- Exercise details
Set down the data below without change, skipping the pictures it holds.

- Supplied material
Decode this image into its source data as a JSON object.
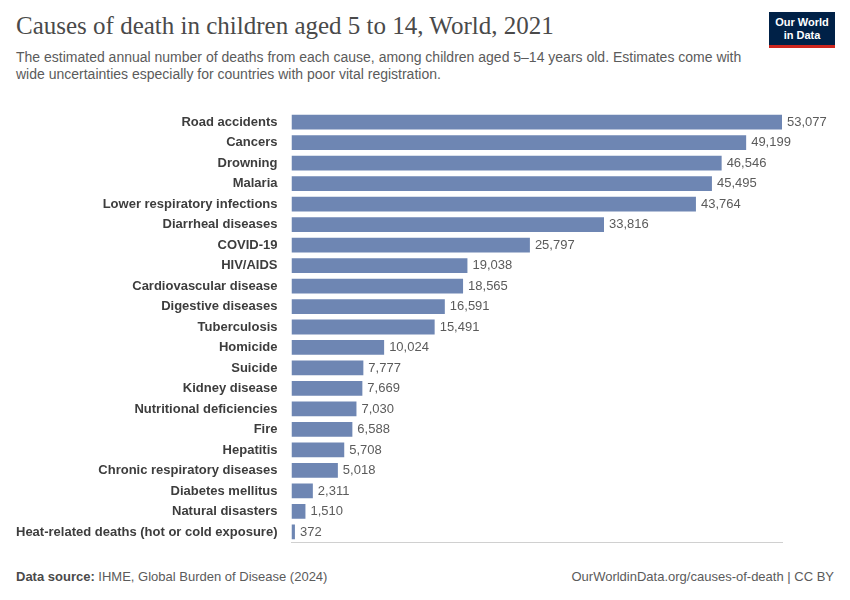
{
  "chart_data": {
    "type": "bar",
    "orientation": "horizontal",
    "title": "Causes of death in children aged 5 to 14, World, 2021",
    "subtitle": "The estimated annual number of deaths from each cause, among children aged 5–14 years old. Estimates come with wide uncertainties especially for countries with poor vital registration.",
    "source": "Data source: IHME, Global Burden of Disease (2024)",
    "footer_right": "OurWorldinData.org/causes-of-death | CC BY",
    "logo": "Our World in Data",
    "categories": [
      "Road accidents",
      "Cancers",
      "Drowning",
      "Malaria",
      "Lower respiratory infections",
      "Diarrheal diseases",
      "COVID-19",
      "HIV/AIDS",
      "Cardiovascular disease",
      "Digestive diseases",
      "Tuberculosis",
      "Homicide",
      "Suicide",
      "Kidney disease",
      "Nutritional deficiencies",
      "Fire",
      "Hepatitis",
      "Chronic respiratory diseases",
      "Diabetes mellitus",
      "Natural disasters",
      "Heat-related deaths (hot or cold exposure)"
    ],
    "values": [
      53077,
      49199,
      46546,
      45495,
      43764,
      33816,
      25797,
      19038,
      18565,
      16591,
      15491,
      10024,
      7777,
      7669,
      7030,
      6588,
      5708,
      5018,
      2311,
      1510,
      372
    ],
    "value_labels": [
      "53,077",
      "49,199",
      "46,546",
      "45,495",
      "43,764",
      "33,816",
      "25,797",
      "19,038",
      "18,565",
      "16,591",
      "15,491",
      "10,024",
      "7,777",
      "7,669",
      "7,030",
      "6,588",
      "5,708",
      "5,018",
      "2,311",
      "1,510",
      "372"
    ],
    "color": "#6e86b3",
    "xlim": [
      0,
      53077
    ],
    "grid": false,
    "data_labels": true,
    "tick_labels": "y"
  }
}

- Output
Decode this image into its source data as a JSON object.
{
  "chart_data": {
    "type": "bar",
    "orientation": "horizontal",
    "title": "Causes of death in children aged 5 to 14, World, 2021",
    "subtitle": "The estimated annual number of deaths from each cause, among children aged 5–14 years old. Estimates come with wide uncertainties especially for countries with poor vital registration.",
    "source": "Data source: IHME, Global Burden of Disease (2024)",
    "footer_right": "OurWorldinData.org/causes-of-death | CC BY",
    "logo": "Our World in Data",
    "categories": [
      "Road accidents",
      "Cancers",
      "Drowning",
      "Malaria",
      "Lower respiratory infections",
      "Diarrheal diseases",
      "COVID-19",
      "HIV/AIDS",
      "Cardiovascular disease",
      "Digestive diseases",
      "Tuberculosis",
      "Homicide",
      "Suicide",
      "Kidney disease",
      "Nutritional deficiencies",
      "Fire",
      "Hepatitis",
      "Chronic respiratory diseases",
      "Diabetes mellitus",
      "Natural disasters",
      "Heat-related deaths (hot or cold exposure)"
    ],
    "values": [
      53077,
      49199,
      46546,
      45495,
      43764,
      33816,
      25797,
      19038,
      18565,
      16591,
      15491,
      10024,
      7777,
      7669,
      7030,
      6588,
      5708,
      5018,
      2311,
      1510,
      372
    ],
    "value_labels": [
      "53,077",
      "49,199",
      "46,546",
      "45,495",
      "43,764",
      "33,816",
      "25,797",
      "19,038",
      "18,565",
      "16,591",
      "15,491",
      "10,024",
      "7,777",
      "7,669",
      "7,030",
      "6,588",
      "5,708",
      "5,018",
      "2,311",
      "1,510",
      "372"
    ],
    "color": "#6e86b3",
    "xlim": [
      0,
      53077
    ],
    "grid": false,
    "data_labels": true,
    "tick_labels": "y"
  }
}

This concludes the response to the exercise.